_Objective_
Quote every line as given.
--- BEGIN Data for processing ---
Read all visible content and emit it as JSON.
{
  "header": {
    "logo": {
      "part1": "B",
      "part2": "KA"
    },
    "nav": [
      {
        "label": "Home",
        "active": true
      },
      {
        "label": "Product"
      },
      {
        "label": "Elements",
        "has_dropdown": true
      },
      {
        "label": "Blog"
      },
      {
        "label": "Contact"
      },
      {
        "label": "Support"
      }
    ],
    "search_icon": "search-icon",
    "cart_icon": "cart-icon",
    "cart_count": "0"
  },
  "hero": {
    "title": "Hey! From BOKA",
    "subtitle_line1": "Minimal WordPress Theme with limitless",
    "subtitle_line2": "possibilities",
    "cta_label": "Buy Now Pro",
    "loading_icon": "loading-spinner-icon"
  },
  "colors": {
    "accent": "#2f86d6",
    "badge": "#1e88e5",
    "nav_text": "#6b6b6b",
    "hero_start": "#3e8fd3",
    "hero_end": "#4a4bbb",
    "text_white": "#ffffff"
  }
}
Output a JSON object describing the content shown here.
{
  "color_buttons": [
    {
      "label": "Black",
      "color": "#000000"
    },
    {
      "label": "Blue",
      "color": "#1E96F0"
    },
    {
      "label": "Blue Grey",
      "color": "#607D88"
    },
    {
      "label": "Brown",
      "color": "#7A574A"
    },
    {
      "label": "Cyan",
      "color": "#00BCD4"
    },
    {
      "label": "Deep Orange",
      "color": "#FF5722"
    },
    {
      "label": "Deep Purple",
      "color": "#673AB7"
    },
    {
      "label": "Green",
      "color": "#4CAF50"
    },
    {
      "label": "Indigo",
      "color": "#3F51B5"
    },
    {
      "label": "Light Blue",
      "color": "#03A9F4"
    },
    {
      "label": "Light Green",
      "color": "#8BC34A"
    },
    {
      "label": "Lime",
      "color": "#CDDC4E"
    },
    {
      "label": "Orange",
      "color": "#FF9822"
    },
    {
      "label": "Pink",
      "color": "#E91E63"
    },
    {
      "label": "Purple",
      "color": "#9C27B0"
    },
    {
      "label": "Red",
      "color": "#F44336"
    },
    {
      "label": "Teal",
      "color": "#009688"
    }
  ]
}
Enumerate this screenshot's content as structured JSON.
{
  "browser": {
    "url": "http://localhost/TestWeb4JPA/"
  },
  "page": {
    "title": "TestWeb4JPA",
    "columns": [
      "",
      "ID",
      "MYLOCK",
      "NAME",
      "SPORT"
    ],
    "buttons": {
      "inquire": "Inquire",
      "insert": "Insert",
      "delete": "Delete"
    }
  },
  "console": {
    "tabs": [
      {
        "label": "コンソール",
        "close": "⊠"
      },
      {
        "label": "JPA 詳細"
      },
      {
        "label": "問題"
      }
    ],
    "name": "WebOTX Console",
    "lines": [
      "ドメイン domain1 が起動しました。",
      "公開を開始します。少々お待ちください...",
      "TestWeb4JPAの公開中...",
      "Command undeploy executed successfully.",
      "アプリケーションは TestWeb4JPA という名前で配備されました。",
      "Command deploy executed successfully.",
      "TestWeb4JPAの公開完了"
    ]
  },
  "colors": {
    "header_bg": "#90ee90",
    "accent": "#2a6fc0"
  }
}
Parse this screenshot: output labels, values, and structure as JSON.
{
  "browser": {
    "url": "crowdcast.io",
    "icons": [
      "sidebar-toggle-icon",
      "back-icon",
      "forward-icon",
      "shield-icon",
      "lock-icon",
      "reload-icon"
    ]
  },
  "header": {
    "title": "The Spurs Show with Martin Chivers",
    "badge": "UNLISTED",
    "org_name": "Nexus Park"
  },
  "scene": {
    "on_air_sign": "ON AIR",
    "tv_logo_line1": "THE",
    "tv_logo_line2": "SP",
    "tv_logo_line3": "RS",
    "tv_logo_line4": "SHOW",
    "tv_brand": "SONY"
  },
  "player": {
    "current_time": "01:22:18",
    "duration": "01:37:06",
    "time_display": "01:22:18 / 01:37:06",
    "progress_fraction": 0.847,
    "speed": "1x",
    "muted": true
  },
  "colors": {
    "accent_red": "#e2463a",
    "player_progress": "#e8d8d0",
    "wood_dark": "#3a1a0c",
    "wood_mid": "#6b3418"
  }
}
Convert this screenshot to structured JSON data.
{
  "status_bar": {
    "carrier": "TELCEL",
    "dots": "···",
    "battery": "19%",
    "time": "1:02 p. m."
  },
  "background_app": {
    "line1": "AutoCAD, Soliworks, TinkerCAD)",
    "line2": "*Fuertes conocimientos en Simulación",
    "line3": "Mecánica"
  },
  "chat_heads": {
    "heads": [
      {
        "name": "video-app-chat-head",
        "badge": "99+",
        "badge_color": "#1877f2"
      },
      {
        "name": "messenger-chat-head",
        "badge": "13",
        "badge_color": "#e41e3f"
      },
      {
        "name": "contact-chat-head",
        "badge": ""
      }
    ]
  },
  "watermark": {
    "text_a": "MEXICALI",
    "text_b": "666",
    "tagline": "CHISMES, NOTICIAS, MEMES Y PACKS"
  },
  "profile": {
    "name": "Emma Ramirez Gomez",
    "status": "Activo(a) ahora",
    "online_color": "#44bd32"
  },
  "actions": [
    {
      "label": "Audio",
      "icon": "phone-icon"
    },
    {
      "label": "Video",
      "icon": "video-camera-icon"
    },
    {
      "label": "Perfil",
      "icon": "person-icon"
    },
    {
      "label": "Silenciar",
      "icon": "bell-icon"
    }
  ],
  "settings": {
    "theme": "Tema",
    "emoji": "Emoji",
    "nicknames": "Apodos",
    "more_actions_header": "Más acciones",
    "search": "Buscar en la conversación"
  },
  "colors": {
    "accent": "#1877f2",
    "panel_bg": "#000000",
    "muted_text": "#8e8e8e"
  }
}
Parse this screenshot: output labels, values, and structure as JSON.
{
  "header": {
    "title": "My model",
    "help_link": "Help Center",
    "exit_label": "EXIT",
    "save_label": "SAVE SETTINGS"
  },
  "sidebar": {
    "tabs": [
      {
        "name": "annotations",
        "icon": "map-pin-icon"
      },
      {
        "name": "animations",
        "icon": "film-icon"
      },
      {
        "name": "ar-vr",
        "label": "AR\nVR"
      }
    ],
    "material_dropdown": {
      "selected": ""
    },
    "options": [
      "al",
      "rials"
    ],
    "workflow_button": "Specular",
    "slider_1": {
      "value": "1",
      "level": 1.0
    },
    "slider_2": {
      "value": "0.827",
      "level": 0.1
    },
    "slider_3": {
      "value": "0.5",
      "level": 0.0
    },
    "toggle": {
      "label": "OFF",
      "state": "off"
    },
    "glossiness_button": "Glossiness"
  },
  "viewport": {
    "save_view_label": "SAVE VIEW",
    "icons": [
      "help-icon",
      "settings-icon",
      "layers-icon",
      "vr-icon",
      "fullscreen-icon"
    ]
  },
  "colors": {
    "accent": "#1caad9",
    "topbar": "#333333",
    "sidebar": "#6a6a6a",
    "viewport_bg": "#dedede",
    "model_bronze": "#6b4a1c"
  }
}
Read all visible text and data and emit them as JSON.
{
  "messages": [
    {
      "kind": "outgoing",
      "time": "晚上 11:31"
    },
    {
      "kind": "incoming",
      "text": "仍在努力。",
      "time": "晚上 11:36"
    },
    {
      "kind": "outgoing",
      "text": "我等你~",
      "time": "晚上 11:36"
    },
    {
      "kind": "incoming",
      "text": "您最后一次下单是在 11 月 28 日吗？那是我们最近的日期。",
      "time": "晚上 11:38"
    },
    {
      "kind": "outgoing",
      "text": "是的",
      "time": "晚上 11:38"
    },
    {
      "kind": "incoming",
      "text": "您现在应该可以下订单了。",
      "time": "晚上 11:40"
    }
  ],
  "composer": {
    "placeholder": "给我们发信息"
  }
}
--- END Data for processing ---
_Output of the exercise_
Read all visible content and emit it as JSON.
{
  "header": {
    "logo": {
      "part1": "B",
      "part2": "KA"
    },
    "nav": [
      {
        "label": "Home",
        "active": true
      },
      {
        "label": "Product"
      },
      {
        "label": "Elements",
        "has_dropdown": true
      },
      {
        "label": "Blog"
      },
      {
        "label": "Contact"
      },
      {
        "label": "Support"
      }
    ],
    "search_icon": "search-icon",
    "cart_icon": "cart-icon",
    "cart_count": "0"
  },
  "hero": {
    "title": "Hey! From BOKA",
    "subtitle_line1": "Minimal WordPress Theme with limitless",
    "subtitle_line2": "possibilities",
    "cta_label": "Buy Now Pro",
    "loading_icon": "loading-spinner-icon"
  },
  "colors": {
    "accent": "#2f86d6",
    "badge": "#1e88e5",
    "nav_text": "#6b6b6b",
    "hero_start": "#3e8fd3",
    "hero_end": "#4a4bbb",
    "text_white": "#ffffff"
  }
}
Output a JSON object describing the content shown here.
{
  "color_buttons": [
    {
      "label": "Black",
      "color": "#000000"
    },
    {
      "label": "Blue",
      "color": "#1E96F0"
    },
    {
      "label": "Blue Grey",
      "color": "#607D88"
    },
    {
      "label": "Brown",
      "color": "#7A574A"
    },
    {
      "label": "Cyan",
      "color": "#00BCD4"
    },
    {
      "label": "Deep Orange",
      "color": "#FF5722"
    },
    {
      "label": "Deep Purple",
      "color": "#673AB7"
    },
    {
      "label": "Green",
      "color": "#4CAF50"
    },
    {
      "label": "Indigo",
      "color": "#3F51B5"
    },
    {
      "label": "Light Blue",
      "color": "#03A9F4"
    },
    {
      "label": "Light Green",
      "color": "#8BC34A"
    },
    {
      "label": "Lime",
      "color": "#CDDC4E"
    },
    {
      "label": "Orange",
      "color": "#FF9822"
    },
    {
      "label": "Pink",
      "color": "#E91E63"
    },
    {
      "label": "Purple",
      "color": "#9C27B0"
    },
    {
      "label": "Red",
      "color": "#F44336"
    },
    {
      "label": "Teal",
      "color": "#009688"
    }
  ]
}
Enumerate this screenshot's content as structured JSON.
{
  "browser": {
    "url": "http://localhost/TestWeb4JPA/"
  },
  "page": {
    "title": "TestWeb4JPA",
    "columns": [
      "",
      "ID",
      "MYLOCK",
      "NAME",
      "SPORT"
    ],
    "buttons": {
      "inquire": "Inquire",
      "insert": "Insert",
      "delete": "Delete"
    }
  },
  "console": {
    "tabs": [
      {
        "label": "コンソール",
        "close": "⊠"
      },
      {
        "label": "JPA 詳細"
      },
      {
        "label": "問題"
      }
    ],
    "name": "WebOTX Console",
    "lines": [
      "ドメイン domain1 が起動しました。",
      "公開を開始します。少々お待ちください...",
      "TestWeb4JPAの公開中...",
      "Command undeploy executed successfully.",
      "アプリケーションは TestWeb4JPA という名前で配備されました。",
      "Command deploy executed successfully.",
      "TestWeb4JPAの公開完了"
    ]
  },
  "colors": {
    "header_bg": "#90ee90",
    "accent": "#2a6fc0"
  }
}
Parse this screenshot: output labels, values, and structure as JSON.
{
  "browser": {
    "url": "crowdcast.io",
    "icons": [
      "sidebar-toggle-icon",
      "back-icon",
      "forward-icon",
      "shield-icon",
      "lock-icon",
      "reload-icon"
    ]
  },
  "header": {
    "title": "The Spurs Show with Martin Chivers",
    "badge": "UNLISTED",
    "org_name": "Nexus Park"
  },
  "scene": {
    "on_air_sign": "ON AIR",
    "tv_logo_line1": "THE",
    "tv_logo_line2": "SP",
    "tv_logo_line3": "RS",
    "tv_logo_line4": "SHOW",
    "tv_brand": "SONY"
  },
  "player": {
    "current_time": "01:22:18",
    "duration": "01:37:06",
    "time_display": "01:22:18 / 01:37:06",
    "progress_fraction": 0.847,
    "speed": "1x",
    "muted": true
  },
  "colors": {
    "accent_red": "#e2463a",
    "player_progress": "#e8d8d0",
    "wood_dark": "#3a1a0c",
    "wood_mid": "#6b3418"
  }
}
Convert this screenshot to structured JSON data.
{
  "status_bar": {
    "carrier": "TELCEL",
    "dots": "···",
    "battery": "19%",
    "time": "1:02 p. m."
  },
  "background_app": {
    "line1": "AutoCAD, Soliworks, TinkerCAD)",
    "line2": "*Fuertes conocimientos en Simulación",
    "line3": "Mecánica"
  },
  "chat_heads": {
    "heads": [
      {
        "name": "video-app-chat-head",
        "badge": "99+",
        "badge_color": "#1877f2"
      },
      {
        "name": "messenger-chat-head",
        "badge": "13",
        "badge_color": "#e41e3f"
      },
      {
        "name": "contact-chat-head",
        "badge": ""
      }
    ]
  },
  "watermark": {
    "text_a": "MEXICALI",
    "text_b": "666",
    "tagline": "CHISMES, NOTICIAS, MEMES Y PACKS"
  },
  "profile": {
    "name": "Emma Ramirez Gomez",
    "status": "Activo(a) ahora",
    "online_color": "#44bd32"
  },
  "actions": [
    {
      "label": "Audio",
      "icon": "phone-icon"
    },
    {
      "label": "Video",
      "icon": "video-camera-icon"
    },
    {
      "label": "Perfil",
      "icon": "person-icon"
    },
    {
      "label": "Silenciar",
      "icon": "bell-icon"
    }
  ],
  "settings": {
    "theme": "Tema",
    "emoji": "Emoji",
    "nicknames": "Apodos",
    "more_actions_header": "Más acciones",
    "search": "Buscar en la conversación"
  },
  "colors": {
    "accent": "#1877f2",
    "panel_bg": "#000000",
    "muted_text": "#8e8e8e"
  }
}
Parse this screenshot: output labels, values, and structure as JSON.
{
  "header": {
    "title": "My model",
    "help_link": "Help Center",
    "exit_label": "EXIT",
    "save_label": "SAVE SETTINGS"
  },
  "sidebar": {
    "tabs": [
      {
        "name": "annotations",
        "icon": "map-pin-icon"
      },
      {
        "name": "animations",
        "icon": "film-icon"
      },
      {
        "name": "ar-vr",
        "label": "AR\nVR"
      }
    ],
    "material_dropdown": {
      "selected": ""
    },
    "options": [
      "al",
      "rials"
    ],
    "workflow_button": "Specular",
    "slider_1": {
      "value": "1",
      "level": 1.0
    },
    "slider_2": {
      "value": "0.827",
      "level": 0.1
    },
    "slider_3": {
      "value": "0.5",
      "level": 0.0
    },
    "toggle": {
      "label": "OFF",
      "state": "off"
    },
    "glossiness_button": "Glossiness"
  },
  "viewport": {
    "save_view_label": "SAVE VIEW",
    "icons": [
      "help-icon",
      "settings-icon",
      "layers-icon",
      "vr-icon",
      "fullscreen-icon"
    ]
  },
  "colors": {
    "accent": "#1caad9",
    "topbar": "#333333",
    "sidebar": "#6a6a6a",
    "viewport_bg": "#dedede",
    "model_bronze": "#6b4a1c"
  }
}
Read all visible text and data and emit them as JSON.
{
  "messages": [
    {
      "kind": "outgoing",
      "time": "晚上 11:31"
    },
    {
      "kind": "incoming",
      "text": "仍在努力。",
      "time": "晚上 11:36"
    },
    {
      "kind": "outgoing",
      "text": "我等你~",
      "time": "晚上 11:36"
    },
    {
      "kind": "incoming",
      "text": "您最后一次下单是在 11 月 28 日吗？那是我们最近的日期。",
      "time": "晚上 11:38"
    },
    {
      "kind": "outgoing",
      "text": "是的",
      "time": "晚上 11:38"
    },
    {
      "kind": "incoming",
      "text": "您现在应该可以下订单了。",
      "time": "晚上 11:40"
    }
  ],
  "composer": {
    "placeholder": "给我们发信息"
  }
}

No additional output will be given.